Select all lines in the records that include "screenshot".

■ ■ ■ ■ ■

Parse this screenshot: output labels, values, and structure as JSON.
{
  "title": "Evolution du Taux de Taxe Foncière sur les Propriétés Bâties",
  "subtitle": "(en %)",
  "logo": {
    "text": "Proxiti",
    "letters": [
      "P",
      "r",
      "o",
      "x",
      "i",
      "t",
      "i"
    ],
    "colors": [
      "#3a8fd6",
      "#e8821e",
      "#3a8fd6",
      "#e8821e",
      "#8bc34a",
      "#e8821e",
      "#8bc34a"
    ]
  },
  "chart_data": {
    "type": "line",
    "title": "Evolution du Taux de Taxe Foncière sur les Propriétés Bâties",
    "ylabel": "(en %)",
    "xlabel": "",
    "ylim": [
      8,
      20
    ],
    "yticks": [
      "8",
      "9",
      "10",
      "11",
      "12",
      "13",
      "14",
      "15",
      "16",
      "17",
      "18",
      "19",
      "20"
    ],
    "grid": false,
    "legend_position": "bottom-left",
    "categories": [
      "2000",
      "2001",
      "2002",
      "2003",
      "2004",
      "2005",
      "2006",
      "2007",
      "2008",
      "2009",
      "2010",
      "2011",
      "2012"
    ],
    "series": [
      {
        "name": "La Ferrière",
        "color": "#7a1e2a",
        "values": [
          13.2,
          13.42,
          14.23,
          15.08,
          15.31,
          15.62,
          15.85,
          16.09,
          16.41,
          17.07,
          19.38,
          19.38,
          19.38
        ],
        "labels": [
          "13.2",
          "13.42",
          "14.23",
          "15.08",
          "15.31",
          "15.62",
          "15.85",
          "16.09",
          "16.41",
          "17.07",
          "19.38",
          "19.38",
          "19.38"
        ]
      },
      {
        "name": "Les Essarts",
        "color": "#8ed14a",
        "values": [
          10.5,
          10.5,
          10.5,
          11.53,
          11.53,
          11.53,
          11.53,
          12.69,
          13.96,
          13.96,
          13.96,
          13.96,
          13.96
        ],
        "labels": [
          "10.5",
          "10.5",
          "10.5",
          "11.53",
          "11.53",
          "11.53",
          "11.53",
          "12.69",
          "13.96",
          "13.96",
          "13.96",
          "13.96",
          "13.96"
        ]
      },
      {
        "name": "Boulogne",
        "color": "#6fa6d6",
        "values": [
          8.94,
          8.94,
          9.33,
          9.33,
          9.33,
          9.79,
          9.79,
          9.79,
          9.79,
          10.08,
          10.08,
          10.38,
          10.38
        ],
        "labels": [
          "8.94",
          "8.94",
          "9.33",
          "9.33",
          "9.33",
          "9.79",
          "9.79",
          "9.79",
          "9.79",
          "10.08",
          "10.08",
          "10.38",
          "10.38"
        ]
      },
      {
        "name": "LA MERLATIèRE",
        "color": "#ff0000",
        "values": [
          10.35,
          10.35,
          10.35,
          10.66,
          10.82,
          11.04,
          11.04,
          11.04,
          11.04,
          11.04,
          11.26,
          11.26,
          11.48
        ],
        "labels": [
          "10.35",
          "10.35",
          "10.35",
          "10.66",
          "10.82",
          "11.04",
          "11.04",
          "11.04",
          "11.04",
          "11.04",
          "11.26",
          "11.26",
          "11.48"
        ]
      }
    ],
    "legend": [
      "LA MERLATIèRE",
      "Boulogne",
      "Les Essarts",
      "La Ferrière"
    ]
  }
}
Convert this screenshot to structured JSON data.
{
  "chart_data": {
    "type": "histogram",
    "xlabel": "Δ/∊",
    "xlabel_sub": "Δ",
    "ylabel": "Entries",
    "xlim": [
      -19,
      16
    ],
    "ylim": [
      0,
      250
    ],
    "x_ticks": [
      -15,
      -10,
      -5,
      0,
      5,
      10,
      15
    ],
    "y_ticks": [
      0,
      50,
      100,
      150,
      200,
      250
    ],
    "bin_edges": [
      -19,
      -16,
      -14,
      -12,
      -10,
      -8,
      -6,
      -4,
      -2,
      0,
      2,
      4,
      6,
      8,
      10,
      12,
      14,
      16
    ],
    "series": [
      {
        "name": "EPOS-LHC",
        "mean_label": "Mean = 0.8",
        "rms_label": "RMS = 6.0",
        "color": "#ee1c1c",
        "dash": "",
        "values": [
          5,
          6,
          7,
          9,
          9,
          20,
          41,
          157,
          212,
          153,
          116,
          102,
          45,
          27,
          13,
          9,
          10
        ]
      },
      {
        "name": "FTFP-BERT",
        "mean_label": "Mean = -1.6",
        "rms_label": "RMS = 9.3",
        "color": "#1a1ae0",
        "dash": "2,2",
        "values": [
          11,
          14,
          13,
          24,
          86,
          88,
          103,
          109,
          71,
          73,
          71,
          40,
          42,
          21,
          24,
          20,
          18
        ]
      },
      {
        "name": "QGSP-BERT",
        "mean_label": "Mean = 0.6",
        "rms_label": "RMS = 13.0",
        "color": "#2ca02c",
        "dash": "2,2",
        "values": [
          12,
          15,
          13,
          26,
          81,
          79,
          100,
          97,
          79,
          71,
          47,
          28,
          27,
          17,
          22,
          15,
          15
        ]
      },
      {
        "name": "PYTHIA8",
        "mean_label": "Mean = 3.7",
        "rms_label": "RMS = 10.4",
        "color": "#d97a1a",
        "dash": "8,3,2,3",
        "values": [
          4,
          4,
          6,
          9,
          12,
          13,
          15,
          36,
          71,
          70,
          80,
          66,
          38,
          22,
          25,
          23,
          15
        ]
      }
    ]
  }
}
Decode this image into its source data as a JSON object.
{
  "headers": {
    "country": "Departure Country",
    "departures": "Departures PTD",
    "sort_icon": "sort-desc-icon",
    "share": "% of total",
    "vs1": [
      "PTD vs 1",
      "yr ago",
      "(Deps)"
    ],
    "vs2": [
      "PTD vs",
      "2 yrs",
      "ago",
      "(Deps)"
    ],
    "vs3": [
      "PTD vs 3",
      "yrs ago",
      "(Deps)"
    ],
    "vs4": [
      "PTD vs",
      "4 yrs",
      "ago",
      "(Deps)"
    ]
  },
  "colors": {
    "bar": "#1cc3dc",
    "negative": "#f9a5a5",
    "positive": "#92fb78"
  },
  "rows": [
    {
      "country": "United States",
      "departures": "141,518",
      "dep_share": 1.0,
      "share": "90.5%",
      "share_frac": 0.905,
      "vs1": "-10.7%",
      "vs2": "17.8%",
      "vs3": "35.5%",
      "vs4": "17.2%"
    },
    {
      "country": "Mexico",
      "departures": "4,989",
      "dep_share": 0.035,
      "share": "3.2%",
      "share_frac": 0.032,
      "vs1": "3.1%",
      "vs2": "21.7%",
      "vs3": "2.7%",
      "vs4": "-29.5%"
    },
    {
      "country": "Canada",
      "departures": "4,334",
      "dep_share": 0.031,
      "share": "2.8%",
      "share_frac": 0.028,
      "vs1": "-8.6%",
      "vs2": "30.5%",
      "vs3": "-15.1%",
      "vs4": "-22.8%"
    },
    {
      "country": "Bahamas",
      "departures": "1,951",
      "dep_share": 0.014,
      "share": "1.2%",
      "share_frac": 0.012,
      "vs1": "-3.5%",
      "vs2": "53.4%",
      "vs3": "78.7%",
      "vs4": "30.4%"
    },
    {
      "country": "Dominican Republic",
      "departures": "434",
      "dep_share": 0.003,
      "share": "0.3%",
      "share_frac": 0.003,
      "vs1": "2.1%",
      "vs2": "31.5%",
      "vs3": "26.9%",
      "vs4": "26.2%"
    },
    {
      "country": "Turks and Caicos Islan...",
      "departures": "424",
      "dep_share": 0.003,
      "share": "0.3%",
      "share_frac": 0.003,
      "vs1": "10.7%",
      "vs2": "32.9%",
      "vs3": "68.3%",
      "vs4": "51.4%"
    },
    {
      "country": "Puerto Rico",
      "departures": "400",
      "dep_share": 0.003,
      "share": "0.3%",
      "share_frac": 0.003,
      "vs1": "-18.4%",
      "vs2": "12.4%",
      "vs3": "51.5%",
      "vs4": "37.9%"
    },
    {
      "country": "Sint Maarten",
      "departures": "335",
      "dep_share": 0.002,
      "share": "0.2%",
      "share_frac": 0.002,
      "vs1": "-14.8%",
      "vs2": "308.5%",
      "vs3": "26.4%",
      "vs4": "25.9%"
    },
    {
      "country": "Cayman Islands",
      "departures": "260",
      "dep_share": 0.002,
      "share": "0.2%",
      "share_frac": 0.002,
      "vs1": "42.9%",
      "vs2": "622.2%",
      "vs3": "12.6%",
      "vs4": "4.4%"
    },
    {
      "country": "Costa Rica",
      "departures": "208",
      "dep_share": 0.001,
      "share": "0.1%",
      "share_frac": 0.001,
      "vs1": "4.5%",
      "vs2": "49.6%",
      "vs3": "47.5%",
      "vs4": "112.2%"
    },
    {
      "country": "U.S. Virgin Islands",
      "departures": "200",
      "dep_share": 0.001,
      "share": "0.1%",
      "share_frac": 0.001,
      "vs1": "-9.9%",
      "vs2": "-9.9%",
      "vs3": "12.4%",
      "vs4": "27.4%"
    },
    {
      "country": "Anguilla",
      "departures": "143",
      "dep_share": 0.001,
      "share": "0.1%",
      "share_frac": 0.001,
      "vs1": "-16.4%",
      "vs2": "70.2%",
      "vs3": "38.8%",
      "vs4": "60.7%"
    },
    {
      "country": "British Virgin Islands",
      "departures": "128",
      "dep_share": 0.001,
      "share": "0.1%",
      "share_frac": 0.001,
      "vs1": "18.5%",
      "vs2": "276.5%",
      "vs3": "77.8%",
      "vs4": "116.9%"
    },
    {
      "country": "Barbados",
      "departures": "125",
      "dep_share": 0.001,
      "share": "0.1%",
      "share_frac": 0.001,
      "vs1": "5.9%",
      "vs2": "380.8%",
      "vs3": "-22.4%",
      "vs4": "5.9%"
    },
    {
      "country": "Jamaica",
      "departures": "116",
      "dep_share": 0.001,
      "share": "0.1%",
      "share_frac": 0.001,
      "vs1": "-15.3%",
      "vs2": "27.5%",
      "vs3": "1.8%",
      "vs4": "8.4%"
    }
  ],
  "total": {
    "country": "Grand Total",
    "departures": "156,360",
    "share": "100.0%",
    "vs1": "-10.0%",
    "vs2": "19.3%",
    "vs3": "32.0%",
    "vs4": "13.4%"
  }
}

■ ■ ■ ■ ■

- TASK RESPONSE:
Parse this screenshot: output labels, values, and structure as JSON.
Convert this screenshot to structured JSON data.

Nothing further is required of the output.